Given request
Nothing in the data should change when you return it, but leave the pictures out.
-------
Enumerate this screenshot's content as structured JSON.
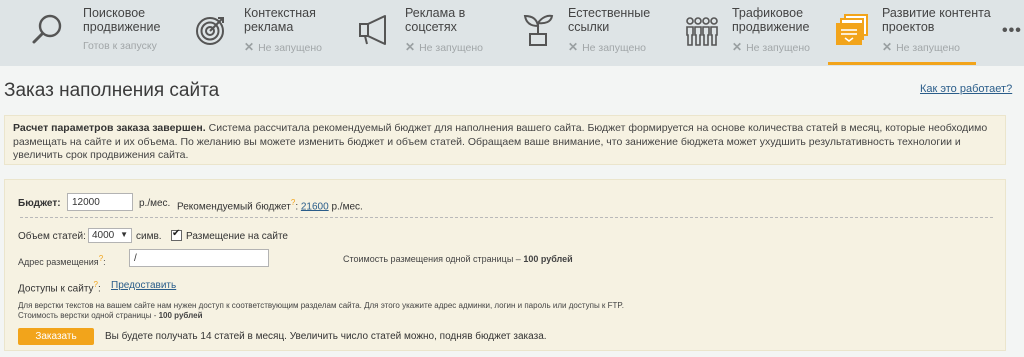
{
  "nav": {
    "items": [
      {
        "title": "Поисковое\nпродвижение",
        "status": "Готов к запуску",
        "has_x": false,
        "icon": "search-icon"
      },
      {
        "title": "Контекстная\nреклама",
        "status": "Не запущено",
        "has_x": true,
        "icon": "target-icon"
      },
      {
        "title": "Реклама в\nсоцсетях",
        "status": "Не запущено",
        "has_x": true,
        "icon": "megaphone-icon"
      },
      {
        "title": "Естественные\nссылки",
        "status": "Не запущено",
        "has_x": true,
        "icon": "sprout-icon"
      },
      {
        "title": "Трафиковое\nпродвижение",
        "status": "Не запущено",
        "has_x": true,
        "icon": "people-icon"
      },
      {
        "title": "Развитие контента\nпроектов",
        "status": "Не запущено",
        "has_x": true,
        "icon": "content-icon"
      }
    ],
    "more": "•••",
    "active_color": "#f2a41b"
  },
  "page": {
    "title": "Заказ наполнения сайта",
    "how_link": "Как это работает?"
  },
  "info": {
    "bold": "Расчет параметров заказа завершен.",
    "text": " Система рассчитала рекомендуемый бюджет для наполнения вашего сайта. Бюджет формируется на основе количества статей в месяц, которые необходимо размещать на сайте и их объема. По желанию вы можете изменить бюджет и объем статей. Обращаем ваше внимание, что занижение бюджета может ухудшить результативность технологии и увеличить срок продвижения сайта."
  },
  "form": {
    "budget_label": "Бюджет:",
    "budget_value": "12000",
    "budget_unit": "р./мес.",
    "recommended_label": "Рекомендуемый бюджет",
    "recommended_value": "21600",
    "recommended_unit": " р./мес.",
    "volume_label": "Объем статей:",
    "volume_value": "4000",
    "volume_unit": "симв.",
    "placement_label": "Размещение на сайте",
    "placement_checked": true,
    "address_label": "Адрес размещения",
    "address_value": "/",
    "page_cost_label": "Стоимость размещения одной страницы –",
    "page_cost_value": "100 рублей",
    "access_label": "Доступы к сайту",
    "access_link": "Предоставить",
    "access_note": "Для верстки текстов на вашем сайте нам нужен доступ к соответствующим разделам сайта. Для этого укажите адрес админки, логин и пароль или доступы к FTP.",
    "layout_cost_label": "Стоимость верстки одной страницы -",
    "layout_cost_value": "100 рублей",
    "order_button": "Заказать",
    "summary": "Вы будете получать 14 статей в месяц. Увеличить число статей можно, подняв бюджет заказа."
  }
}
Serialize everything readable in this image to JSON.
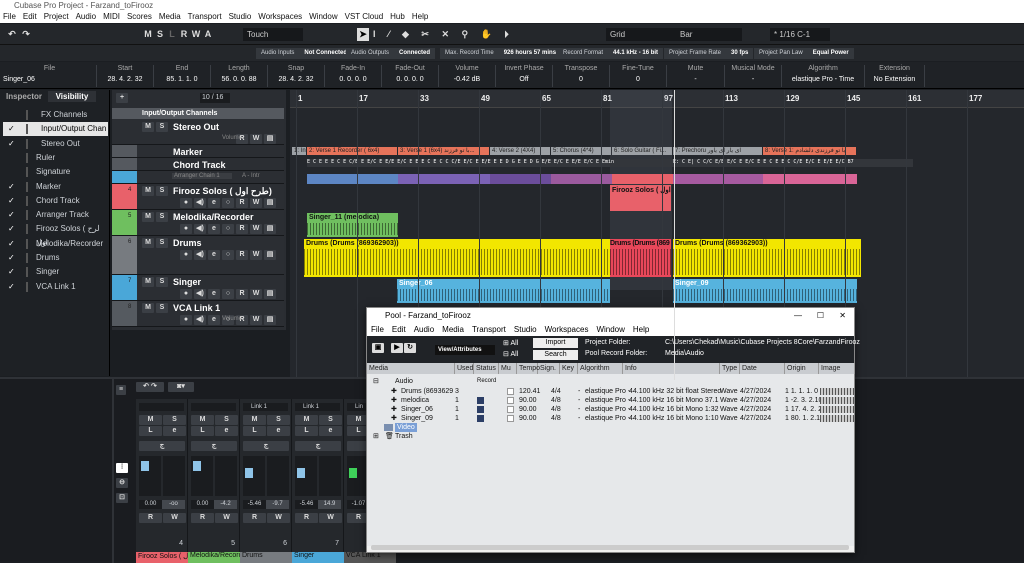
-------
Output of the exercise
Enumerate this screenshot's content as structured JSON.
{
  "nav": {
    "items": [
      {
        "title": "Поисковое\nпродвижение",
        "status": "Готов к запуску",
        "has_x": false,
        "icon": "search-icon"
      },
      {
        "title": "Контекстная\nреклама",
        "status": "Не запущено",
        "has_x": true,
        "icon": "target-icon"
      },
      {
        "title": "Реклама в\nсоцсетях",
        "status": "Не запущено",
        "has_x": true,
        "icon": "megaphone-icon"
      },
      {
        "title": "Естественные\nссылки",
        "status": "Не запущено",
        "has_x": true,
        "icon": "sprout-icon"
      },
      {
        "title": "Трафиковое\nпродвижение",
        "status": "Не запущено",
        "has_x": true,
        "icon": "people-icon"
      },
      {
        "title": "Развитие контента\nпроектов",
        "status": "Не запущено",
        "has_x": true,
        "icon": "content-icon"
      }
    ],
    "more": "•••",
    "active_color": "#f2a41b"
  },
  "page": {
    "title": "Заказ наполнения сайта",
    "how_link": "Как это работает?"
  },
  "info": {
    "bold": "Расчет параметров заказа завершен.",
    "text": " Система рассчитала рекомендуемый бюджет для наполнения вашего сайта. Бюджет формируется на основе количества статей в месяц, которые необходимо размещать на сайте и их объема. По желанию вы можете изменить бюджет и объем статей. Обращаем ваше внимание, что занижение бюджета может ухудшить результативность технологии и увеличить срок продвижения сайта."
  },
  "form": {
    "budget_label": "Бюджет:",
    "budget_value": "12000",
    "budget_unit": "р./мес.",
    "recommended_label": "Рекомендуемый бюджет",
    "recommended_value": "21600",
    "recommended_unit": " р./мес.",
    "volume_label": "Объем статей:",
    "volume_value": "4000",
    "volume_unit": "симв.",
    "placement_label": "Размещение на сайте",
    "placement_checked": true,
    "address_label": "Адрес размещения",
    "address_value": "/",
    "page_cost_label": "Стоимость размещения одной страницы –",
    "page_cost_value": "100 рублей",
    "access_label": "Доступы к сайту",
    "access_link": "Предоставить",
    "access_note": "Для верстки текстов на вашем сайте нам нужен доступ к соответствующим разделам сайта. Для этого укажите адрес админки, логин и пароль или доступы к FTP.",
    "layout_cost_label": "Стоимость верстки одной страницы -",
    "layout_cost_value": "100 рублей",
    "order_button": "Заказать",
    "summary": "Вы будете получать 14 статей в месяц. Увеличить число статей можно, подняв бюджет заказа."
  }
}
Serialize everything readable in this image to JSON.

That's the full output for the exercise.